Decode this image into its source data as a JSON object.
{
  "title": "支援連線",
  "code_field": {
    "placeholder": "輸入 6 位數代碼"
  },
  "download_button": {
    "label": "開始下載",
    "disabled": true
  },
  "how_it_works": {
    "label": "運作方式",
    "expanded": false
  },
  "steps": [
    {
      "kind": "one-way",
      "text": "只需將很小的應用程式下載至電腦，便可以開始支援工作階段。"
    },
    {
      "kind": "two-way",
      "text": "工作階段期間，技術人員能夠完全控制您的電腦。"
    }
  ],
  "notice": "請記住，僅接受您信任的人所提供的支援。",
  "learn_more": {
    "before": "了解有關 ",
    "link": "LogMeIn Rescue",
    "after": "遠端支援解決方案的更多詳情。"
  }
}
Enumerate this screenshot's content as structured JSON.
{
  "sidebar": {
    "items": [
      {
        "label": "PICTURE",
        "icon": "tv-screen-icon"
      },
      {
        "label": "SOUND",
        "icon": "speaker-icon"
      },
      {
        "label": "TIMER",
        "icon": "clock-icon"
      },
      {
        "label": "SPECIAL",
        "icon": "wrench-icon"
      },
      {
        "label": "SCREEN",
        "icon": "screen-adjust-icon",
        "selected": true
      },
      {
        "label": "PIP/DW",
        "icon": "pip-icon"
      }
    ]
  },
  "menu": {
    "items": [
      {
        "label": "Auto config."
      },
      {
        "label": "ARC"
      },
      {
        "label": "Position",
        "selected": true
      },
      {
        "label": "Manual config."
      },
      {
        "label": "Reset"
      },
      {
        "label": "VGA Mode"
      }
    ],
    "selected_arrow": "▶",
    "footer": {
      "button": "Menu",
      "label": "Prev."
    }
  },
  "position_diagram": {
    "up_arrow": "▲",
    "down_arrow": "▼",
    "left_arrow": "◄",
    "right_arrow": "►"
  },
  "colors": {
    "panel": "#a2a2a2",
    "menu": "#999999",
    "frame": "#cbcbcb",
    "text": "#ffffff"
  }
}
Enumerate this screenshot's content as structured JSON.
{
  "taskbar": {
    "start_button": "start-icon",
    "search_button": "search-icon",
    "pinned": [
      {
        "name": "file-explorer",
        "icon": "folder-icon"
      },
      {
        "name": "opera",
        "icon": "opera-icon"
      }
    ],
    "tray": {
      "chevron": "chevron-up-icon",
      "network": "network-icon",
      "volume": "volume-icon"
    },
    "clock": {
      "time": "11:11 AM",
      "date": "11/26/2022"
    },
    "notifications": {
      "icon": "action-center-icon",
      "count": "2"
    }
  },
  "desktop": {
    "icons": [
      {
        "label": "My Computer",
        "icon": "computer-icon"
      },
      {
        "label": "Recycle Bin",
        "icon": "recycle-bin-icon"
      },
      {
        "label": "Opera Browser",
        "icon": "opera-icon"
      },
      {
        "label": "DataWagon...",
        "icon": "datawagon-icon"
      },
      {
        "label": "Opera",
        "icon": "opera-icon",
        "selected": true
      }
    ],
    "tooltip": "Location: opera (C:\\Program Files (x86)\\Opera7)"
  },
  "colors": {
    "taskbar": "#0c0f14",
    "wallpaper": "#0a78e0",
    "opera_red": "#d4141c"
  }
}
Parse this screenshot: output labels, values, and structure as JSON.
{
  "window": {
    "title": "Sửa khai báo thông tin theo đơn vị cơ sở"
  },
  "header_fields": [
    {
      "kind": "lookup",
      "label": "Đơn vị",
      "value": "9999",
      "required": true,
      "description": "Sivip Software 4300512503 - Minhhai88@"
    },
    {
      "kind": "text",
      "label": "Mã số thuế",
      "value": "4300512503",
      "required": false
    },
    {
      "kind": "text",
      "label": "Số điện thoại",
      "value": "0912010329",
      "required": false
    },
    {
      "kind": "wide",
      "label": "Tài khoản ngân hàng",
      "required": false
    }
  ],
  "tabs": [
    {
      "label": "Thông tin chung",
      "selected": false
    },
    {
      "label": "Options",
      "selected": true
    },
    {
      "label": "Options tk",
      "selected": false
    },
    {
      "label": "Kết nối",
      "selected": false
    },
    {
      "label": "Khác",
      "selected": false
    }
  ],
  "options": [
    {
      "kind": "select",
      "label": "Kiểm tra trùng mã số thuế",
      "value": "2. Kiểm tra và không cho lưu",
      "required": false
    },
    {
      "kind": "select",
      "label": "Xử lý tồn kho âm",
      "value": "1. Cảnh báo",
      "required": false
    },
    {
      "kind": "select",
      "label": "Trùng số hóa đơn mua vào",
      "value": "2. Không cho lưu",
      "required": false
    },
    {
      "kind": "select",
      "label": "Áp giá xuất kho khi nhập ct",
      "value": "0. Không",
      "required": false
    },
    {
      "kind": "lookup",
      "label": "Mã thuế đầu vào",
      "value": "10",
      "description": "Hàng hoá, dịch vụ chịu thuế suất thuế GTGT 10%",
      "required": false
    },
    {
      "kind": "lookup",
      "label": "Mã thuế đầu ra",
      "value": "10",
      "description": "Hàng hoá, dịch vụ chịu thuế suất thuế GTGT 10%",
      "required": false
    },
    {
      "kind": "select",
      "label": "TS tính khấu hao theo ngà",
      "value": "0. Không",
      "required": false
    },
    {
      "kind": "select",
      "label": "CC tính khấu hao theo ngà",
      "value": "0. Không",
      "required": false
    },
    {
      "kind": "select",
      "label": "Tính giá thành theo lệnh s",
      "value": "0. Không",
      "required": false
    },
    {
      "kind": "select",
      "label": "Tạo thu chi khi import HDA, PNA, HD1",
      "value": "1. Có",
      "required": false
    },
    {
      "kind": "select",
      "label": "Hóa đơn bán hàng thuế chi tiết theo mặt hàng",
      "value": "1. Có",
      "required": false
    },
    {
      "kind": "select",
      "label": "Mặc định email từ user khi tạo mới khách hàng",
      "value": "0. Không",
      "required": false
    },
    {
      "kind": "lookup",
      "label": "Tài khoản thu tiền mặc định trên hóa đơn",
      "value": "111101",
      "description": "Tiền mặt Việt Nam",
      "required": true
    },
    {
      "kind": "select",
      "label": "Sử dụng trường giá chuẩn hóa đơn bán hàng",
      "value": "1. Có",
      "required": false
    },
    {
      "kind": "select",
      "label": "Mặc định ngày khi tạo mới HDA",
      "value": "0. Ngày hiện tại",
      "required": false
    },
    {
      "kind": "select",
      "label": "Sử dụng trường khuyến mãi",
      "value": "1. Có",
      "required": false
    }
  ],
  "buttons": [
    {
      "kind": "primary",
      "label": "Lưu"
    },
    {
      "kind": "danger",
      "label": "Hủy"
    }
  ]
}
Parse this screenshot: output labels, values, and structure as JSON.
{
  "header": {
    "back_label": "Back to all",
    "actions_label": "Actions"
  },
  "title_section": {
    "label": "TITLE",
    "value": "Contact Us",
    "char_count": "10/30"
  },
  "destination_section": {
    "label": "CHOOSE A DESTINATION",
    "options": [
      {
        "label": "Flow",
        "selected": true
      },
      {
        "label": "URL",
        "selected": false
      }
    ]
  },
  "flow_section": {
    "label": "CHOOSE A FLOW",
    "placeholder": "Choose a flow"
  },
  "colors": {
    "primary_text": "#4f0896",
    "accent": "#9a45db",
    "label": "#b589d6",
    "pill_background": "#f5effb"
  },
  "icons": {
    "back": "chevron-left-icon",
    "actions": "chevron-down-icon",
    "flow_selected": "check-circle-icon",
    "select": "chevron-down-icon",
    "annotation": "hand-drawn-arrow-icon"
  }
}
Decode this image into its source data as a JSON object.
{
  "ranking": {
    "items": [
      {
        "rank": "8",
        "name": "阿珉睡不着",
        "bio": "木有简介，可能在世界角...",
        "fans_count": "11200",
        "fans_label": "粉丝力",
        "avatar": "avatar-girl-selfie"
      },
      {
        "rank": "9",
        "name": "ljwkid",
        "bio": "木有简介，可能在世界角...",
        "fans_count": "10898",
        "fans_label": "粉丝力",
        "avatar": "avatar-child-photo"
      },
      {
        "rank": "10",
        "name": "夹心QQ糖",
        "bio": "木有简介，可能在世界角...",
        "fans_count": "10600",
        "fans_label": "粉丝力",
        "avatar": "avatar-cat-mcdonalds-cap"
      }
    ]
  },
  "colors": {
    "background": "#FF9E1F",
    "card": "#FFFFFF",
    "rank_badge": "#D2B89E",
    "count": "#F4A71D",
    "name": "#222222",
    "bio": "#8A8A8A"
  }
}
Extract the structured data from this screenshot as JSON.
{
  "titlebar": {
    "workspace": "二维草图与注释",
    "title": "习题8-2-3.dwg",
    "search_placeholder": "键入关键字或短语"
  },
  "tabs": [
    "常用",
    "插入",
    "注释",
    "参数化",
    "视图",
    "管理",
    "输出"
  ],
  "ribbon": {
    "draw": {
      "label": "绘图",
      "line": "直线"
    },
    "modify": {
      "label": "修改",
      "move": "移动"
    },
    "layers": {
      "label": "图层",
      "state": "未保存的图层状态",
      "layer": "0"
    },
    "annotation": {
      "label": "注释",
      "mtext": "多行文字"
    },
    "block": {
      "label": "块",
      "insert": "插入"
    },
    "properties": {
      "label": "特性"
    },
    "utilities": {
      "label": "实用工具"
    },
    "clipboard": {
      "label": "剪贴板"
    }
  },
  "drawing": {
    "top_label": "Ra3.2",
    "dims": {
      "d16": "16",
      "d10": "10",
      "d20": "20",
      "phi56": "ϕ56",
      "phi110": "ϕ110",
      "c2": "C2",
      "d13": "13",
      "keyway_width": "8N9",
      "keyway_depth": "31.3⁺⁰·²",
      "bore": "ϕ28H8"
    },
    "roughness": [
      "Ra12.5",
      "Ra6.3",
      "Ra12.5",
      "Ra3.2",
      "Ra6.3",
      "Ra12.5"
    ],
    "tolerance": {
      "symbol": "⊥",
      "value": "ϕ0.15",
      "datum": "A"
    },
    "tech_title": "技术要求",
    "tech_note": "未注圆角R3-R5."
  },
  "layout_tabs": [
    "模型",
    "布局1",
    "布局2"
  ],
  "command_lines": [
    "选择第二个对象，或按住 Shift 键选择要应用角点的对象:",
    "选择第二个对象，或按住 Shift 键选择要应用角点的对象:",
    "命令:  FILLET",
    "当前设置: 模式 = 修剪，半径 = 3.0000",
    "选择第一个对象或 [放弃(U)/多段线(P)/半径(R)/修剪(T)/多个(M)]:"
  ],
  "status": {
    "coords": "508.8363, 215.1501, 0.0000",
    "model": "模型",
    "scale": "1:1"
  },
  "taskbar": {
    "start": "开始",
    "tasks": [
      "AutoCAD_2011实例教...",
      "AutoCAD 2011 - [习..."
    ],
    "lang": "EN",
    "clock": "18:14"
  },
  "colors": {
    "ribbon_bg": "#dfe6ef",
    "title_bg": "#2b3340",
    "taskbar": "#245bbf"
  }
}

→ Set task: Identify each line in the records above that contains the word "dụng", and copy it out in full.

→ Result for this exercise:
      "label": "Sử dụng trường giá chuẩn hóa đơn bán hàng",
      "label": "Sử dụng trường khuyến mãi",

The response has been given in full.